##### Items #####

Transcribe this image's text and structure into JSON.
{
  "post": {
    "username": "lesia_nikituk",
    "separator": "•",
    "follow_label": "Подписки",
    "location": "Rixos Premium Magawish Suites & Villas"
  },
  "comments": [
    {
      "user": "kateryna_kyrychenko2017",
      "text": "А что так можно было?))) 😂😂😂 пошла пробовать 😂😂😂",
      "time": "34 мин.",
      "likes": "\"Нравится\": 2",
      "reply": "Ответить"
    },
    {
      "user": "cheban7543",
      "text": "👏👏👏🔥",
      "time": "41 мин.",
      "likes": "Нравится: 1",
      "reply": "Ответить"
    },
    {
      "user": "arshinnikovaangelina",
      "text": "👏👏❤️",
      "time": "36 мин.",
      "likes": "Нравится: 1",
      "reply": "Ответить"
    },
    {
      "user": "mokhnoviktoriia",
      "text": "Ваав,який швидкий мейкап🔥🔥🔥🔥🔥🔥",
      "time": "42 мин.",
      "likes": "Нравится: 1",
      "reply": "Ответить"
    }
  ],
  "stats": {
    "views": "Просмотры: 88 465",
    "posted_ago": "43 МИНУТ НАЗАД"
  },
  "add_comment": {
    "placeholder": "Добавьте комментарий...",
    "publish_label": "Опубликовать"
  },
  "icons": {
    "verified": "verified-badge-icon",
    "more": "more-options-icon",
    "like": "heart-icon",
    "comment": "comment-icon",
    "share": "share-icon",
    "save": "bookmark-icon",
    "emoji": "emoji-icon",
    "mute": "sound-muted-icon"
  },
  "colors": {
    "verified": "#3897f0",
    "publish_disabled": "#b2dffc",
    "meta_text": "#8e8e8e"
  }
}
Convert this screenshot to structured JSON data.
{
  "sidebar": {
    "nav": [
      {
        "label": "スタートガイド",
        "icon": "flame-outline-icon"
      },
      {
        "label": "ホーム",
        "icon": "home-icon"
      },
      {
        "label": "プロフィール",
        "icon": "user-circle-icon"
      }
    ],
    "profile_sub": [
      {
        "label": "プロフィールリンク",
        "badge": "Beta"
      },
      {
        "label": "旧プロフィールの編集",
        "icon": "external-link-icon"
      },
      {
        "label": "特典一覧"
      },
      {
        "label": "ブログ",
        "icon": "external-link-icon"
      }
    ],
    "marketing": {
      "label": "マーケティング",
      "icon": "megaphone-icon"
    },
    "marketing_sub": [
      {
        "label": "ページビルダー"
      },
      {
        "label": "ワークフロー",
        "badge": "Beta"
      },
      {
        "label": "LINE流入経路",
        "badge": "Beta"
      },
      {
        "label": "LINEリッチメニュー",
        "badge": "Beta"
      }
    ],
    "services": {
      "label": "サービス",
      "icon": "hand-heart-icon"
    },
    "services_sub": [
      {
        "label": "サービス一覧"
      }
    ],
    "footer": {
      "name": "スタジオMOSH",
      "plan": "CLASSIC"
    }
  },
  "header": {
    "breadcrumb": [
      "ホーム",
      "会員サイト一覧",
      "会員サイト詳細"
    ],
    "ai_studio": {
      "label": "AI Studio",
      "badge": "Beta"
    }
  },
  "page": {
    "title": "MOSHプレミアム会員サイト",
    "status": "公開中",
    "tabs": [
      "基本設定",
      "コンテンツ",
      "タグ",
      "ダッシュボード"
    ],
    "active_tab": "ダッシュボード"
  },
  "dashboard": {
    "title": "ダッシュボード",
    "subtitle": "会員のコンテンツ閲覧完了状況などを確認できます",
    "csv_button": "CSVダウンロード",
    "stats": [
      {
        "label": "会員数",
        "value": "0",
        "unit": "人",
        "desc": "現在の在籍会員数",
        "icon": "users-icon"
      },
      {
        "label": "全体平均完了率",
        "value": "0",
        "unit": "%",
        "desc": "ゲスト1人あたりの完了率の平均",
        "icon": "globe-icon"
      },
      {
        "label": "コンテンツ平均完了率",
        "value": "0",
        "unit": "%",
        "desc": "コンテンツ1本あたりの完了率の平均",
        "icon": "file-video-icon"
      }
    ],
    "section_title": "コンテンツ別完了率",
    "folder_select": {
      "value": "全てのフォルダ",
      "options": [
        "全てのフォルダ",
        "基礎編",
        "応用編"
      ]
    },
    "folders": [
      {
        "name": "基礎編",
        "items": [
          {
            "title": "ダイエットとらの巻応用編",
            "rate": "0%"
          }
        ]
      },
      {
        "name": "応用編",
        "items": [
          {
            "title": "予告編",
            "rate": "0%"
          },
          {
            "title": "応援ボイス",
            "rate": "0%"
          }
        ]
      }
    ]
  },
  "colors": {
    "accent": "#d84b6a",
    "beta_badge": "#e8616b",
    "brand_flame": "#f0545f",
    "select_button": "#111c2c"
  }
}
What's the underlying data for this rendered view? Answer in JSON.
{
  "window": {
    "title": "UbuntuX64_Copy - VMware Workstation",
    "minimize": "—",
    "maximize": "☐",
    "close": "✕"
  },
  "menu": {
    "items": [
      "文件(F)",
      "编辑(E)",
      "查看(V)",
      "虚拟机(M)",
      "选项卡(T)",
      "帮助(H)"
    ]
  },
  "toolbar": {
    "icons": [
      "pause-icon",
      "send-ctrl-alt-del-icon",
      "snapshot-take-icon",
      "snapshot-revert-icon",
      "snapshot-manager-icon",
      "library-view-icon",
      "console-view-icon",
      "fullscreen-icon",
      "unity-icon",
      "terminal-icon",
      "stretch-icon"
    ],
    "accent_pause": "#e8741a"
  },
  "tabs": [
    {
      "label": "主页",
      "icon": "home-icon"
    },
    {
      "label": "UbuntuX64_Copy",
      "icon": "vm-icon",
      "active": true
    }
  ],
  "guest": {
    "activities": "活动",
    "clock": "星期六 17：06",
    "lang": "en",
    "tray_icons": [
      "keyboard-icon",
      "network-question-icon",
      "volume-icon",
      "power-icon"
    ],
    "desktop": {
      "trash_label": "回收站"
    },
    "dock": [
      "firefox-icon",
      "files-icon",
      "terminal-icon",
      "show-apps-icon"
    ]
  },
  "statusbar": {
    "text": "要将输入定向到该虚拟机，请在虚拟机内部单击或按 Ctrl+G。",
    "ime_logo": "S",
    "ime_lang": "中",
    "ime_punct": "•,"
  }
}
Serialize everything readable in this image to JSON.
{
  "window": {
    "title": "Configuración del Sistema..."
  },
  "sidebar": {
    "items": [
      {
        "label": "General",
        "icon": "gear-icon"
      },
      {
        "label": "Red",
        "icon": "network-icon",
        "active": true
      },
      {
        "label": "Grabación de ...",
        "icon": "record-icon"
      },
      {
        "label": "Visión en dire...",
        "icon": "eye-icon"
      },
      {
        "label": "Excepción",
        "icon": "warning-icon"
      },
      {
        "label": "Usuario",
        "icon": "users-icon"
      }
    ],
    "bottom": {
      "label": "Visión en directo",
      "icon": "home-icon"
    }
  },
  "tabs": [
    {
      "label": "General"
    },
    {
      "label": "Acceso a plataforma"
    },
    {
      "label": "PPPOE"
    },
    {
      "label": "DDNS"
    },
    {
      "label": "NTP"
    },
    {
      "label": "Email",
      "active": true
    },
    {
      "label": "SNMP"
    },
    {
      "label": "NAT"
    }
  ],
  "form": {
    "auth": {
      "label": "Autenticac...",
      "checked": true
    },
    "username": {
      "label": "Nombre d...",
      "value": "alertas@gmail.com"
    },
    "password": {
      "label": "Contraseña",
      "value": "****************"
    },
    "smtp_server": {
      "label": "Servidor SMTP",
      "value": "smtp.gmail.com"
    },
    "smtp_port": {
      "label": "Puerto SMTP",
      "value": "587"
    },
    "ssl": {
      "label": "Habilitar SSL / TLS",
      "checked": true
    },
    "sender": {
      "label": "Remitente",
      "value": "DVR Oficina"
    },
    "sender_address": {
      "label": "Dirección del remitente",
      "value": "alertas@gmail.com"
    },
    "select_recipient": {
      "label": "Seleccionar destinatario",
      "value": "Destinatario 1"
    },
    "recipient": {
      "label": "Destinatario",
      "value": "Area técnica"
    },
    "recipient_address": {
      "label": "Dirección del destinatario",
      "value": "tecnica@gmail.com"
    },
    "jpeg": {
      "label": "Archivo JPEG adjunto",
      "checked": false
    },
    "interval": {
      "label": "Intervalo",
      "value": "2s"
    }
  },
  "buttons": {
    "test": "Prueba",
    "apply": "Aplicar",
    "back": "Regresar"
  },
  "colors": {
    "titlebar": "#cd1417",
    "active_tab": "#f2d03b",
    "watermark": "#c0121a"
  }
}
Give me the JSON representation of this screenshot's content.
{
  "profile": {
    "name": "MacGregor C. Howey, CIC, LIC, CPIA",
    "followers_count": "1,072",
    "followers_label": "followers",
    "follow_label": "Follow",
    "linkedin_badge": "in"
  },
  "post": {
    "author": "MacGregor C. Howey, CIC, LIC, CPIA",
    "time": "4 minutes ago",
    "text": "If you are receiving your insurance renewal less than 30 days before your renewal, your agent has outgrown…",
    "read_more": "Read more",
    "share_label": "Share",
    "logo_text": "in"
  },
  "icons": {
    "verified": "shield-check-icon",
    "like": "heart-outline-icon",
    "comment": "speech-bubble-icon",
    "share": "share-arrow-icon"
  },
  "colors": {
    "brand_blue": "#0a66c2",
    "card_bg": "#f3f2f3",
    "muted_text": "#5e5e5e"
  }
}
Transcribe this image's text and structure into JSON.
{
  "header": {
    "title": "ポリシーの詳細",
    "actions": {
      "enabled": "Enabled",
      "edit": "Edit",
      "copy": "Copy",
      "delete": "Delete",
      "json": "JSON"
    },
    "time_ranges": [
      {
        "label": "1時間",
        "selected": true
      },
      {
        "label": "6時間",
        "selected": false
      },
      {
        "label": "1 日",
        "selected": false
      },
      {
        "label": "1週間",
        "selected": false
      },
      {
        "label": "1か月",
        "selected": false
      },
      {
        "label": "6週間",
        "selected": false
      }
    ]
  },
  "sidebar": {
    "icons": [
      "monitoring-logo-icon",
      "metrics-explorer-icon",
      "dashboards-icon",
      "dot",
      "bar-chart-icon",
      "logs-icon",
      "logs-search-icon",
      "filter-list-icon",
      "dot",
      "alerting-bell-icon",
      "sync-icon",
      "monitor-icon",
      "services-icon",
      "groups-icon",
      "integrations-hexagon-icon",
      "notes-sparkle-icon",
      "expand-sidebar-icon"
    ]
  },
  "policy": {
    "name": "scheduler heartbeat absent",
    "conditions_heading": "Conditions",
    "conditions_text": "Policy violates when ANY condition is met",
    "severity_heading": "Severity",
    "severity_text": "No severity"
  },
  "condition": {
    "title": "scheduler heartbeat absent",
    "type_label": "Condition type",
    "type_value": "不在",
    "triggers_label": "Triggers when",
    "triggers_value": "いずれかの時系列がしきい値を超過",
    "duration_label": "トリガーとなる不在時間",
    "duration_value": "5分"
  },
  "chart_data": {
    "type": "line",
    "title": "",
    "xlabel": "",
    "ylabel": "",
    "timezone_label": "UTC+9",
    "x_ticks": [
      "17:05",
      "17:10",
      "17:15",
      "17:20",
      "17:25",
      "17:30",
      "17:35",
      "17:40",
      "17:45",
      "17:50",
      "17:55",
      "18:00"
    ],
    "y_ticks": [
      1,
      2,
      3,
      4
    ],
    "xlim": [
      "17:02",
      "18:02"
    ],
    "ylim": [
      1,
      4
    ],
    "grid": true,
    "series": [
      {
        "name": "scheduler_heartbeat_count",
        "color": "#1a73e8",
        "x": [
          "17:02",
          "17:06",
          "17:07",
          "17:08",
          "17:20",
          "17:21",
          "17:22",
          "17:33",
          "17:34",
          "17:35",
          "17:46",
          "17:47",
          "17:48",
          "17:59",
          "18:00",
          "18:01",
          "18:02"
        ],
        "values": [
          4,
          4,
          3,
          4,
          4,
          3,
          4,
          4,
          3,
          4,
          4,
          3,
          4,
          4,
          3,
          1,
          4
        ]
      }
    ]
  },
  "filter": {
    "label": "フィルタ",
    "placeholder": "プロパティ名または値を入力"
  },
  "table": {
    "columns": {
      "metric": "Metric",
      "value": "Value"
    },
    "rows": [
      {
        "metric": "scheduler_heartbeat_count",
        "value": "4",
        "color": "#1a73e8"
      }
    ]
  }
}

#####

Problem description –
Keep only those lines of the records that hold "CPIA", and return them.

Output –
    "name": "MacGregor C. Howey, CIC, LIC, CPIA",
    "author": "MacGregor C. Howey, CIC, LIC, CPIA",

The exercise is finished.